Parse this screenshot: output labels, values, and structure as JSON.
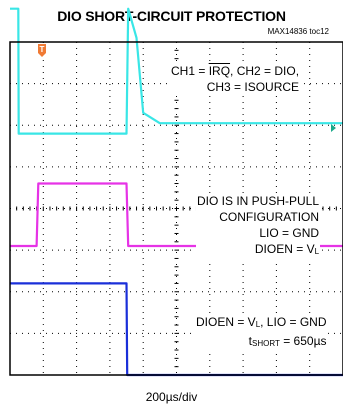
{
  "chart_data": {
    "type": "line",
    "title": "DIO SHORT-CIRCUIT PROTECTION",
    "part_label": "MAX14836 toc12",
    "x_axis": {
      "label": "200µs/div",
      "divisions": 10,
      "time_per_div_us": 200
    },
    "y_axis": {
      "divisions": 8
    },
    "grid": true,
    "trigger_marker": "T",
    "series": [
      {
        "name": "CH1",
        "signal": "IRQ",
        "color": "#39e6e6",
        "x_div": [
          0,
          0.25,
          0.26,
          3.5,
          3.55,
          3.8,
          4.0,
          4.5,
          10
        ],
        "y_div": [
          0.8,
          0.8,
          -2.2,
          -2.2,
          0.8,
          0.1,
          -1.7,
          -1.95,
          -1.95
        ]
      },
      {
        "name": "CH2",
        "signal": "DIO",
        "color": "#e633e6",
        "x_div": [
          0,
          0.8,
          0.85,
          3.5,
          3.55,
          10
        ],
        "y_div": [
          -4.9,
          -4.9,
          -3.4,
          -3.4,
          -4.9,
          -4.9
        ]
      },
      {
        "name": "CH3",
        "signal": "ISOURCE",
        "color": "#1a2fd9",
        "x_div": [
          0,
          3.5,
          3.52,
          10
        ],
        "y_div": [
          -5.8,
          -5.8,
          -8.0,
          -8.0
        ]
      }
    ],
    "annotations": {
      "channels": {
        "line1_prefix": "CH1 = ",
        "line1_signal": "IRQ",
        "line1_suffix": ", CH2 = DIO,",
        "line2": "CH3 = ISOURCE"
      },
      "config": {
        "line1": "DIO IS IN PUSH-PULL",
        "line2": "CONFIGURATION",
        "line3": "LIO = GND",
        "line4_prefix": "DIOEN = V",
        "line4_sub": "L"
      },
      "short": {
        "line1_prefix": "DIOEN = V",
        "line1_sub": "L",
        "line1_suffix": ", LIO = GND",
        "line2_prefix": "t",
        "line2_sub": "SHORT",
        "line2_suffix": " = 650µs"
      }
    }
  }
}
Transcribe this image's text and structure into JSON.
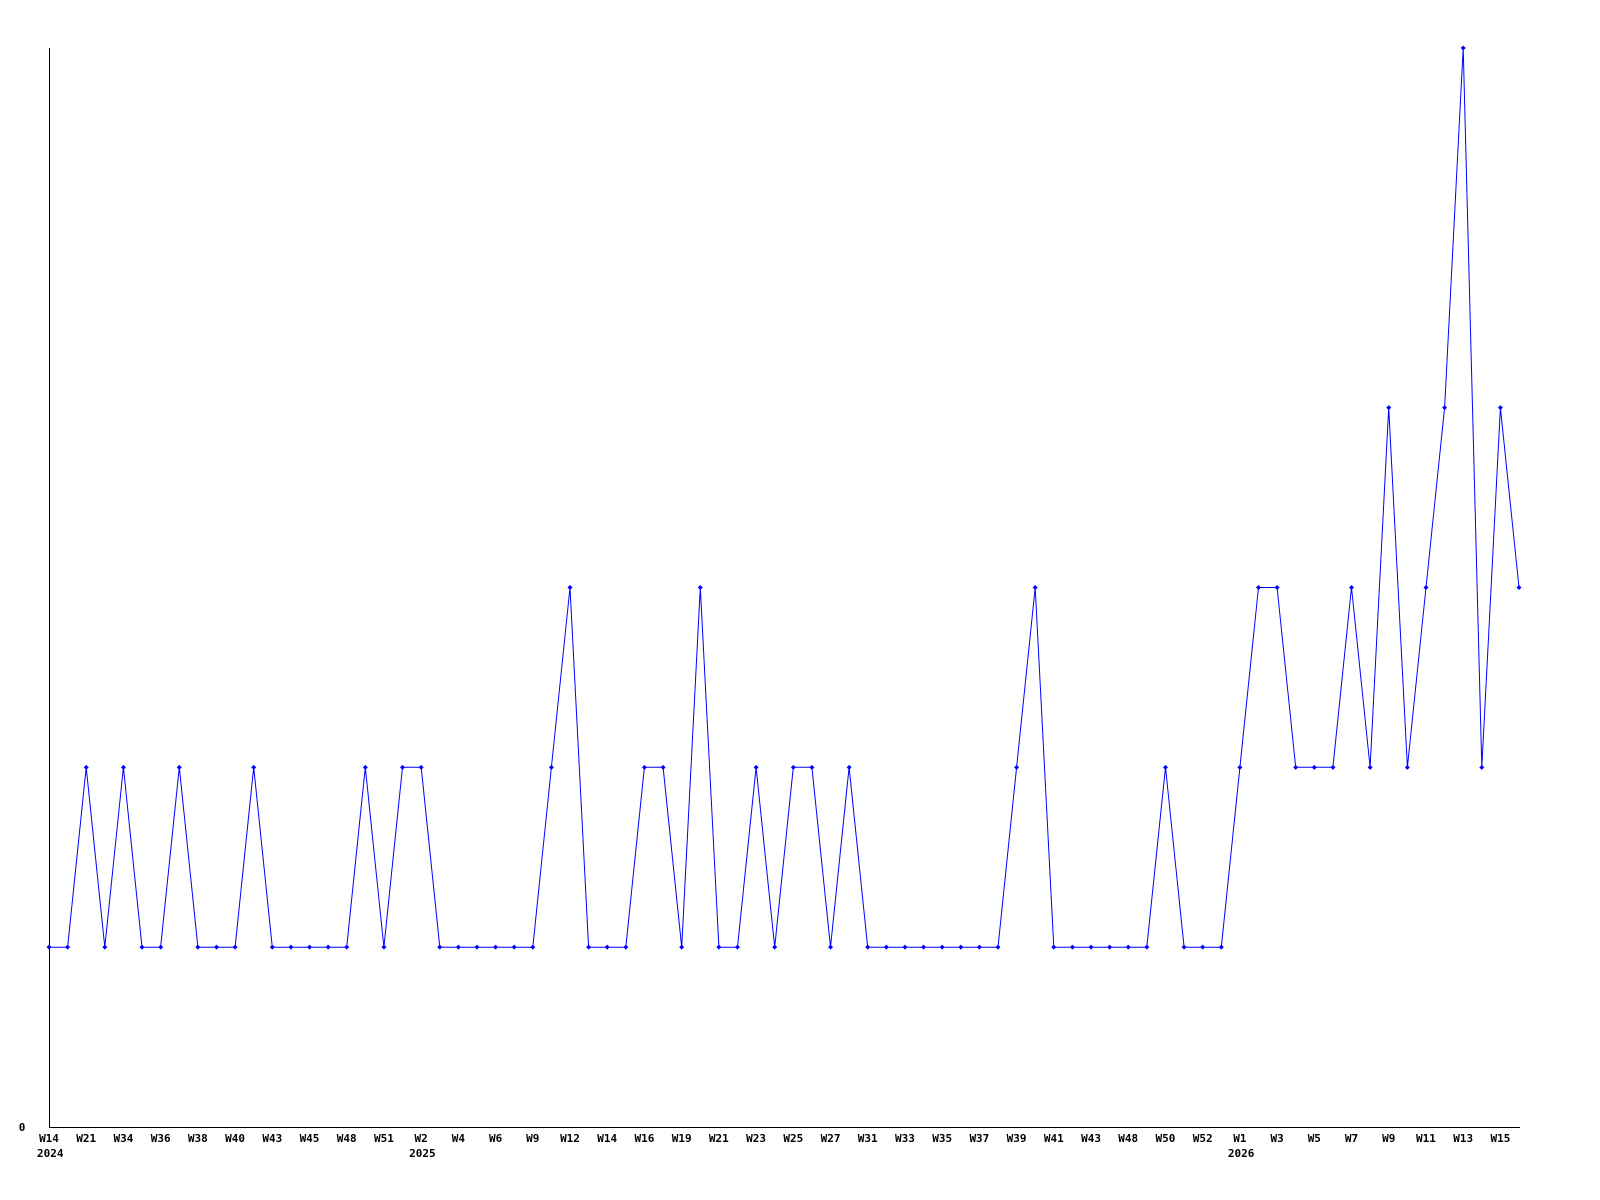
{
  "chart_data": {
    "type": "line",
    "title": "",
    "xlabel": "",
    "ylabel": "",
    "ylim": [
      0,
      6
    ],
    "y_ticks": [
      "0"
    ],
    "grid": false,
    "line_color": "#0000ff",
    "x_tick_labels": [
      "W14",
      "W21",
      "W34",
      "W36",
      "W38",
      "W40",
      "W43",
      "W45",
      "W48",
      "W51",
      "W2",
      "W4",
      "W6",
      "W9",
      "W12",
      "W14",
      "W16",
      "W19",
      "W21",
      "W23",
      "W25",
      "W27",
      "W31",
      "W33",
      "W35",
      "W37",
      "W39",
      "W41",
      "W43",
      "W48",
      "W50",
      "W52",
      "W1",
      "W3",
      "W5",
      "W7",
      "W9",
      "W11",
      "W13",
      "W15"
    ],
    "year_labels": [
      {
        "label": "2024",
        "at_tick": 0
      },
      {
        "label": "2025",
        "at_tick": 10
      },
      {
        "label": "2026",
        "at_tick": 32
      }
    ],
    "values": [
      1,
      1,
      2,
      1,
      2,
      1,
      1,
      2,
      1,
      1,
      1,
      2,
      1,
      1,
      1,
      1,
      1,
      2,
      1,
      2,
      2,
      1,
      1,
      1,
      1,
      1,
      1,
      2,
      3,
      1,
      1,
      1,
      2,
      2,
      1,
      3,
      1,
      1,
      2,
      1,
      2,
      2,
      1,
      2,
      1,
      1,
      1,
      1,
      1,
      1,
      1,
      1,
      2,
      3,
      1,
      1,
      1,
      1,
      1,
      1,
      2,
      1,
      1,
      1,
      2,
      3,
      3,
      2,
      2,
      2,
      3,
      2,
      4,
      2,
      3,
      4,
      6,
      2,
      4,
      3
    ]
  }
}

───

## Set task
Work out how many lines in the records above hold the string "this", then give only that count.

## Response below
2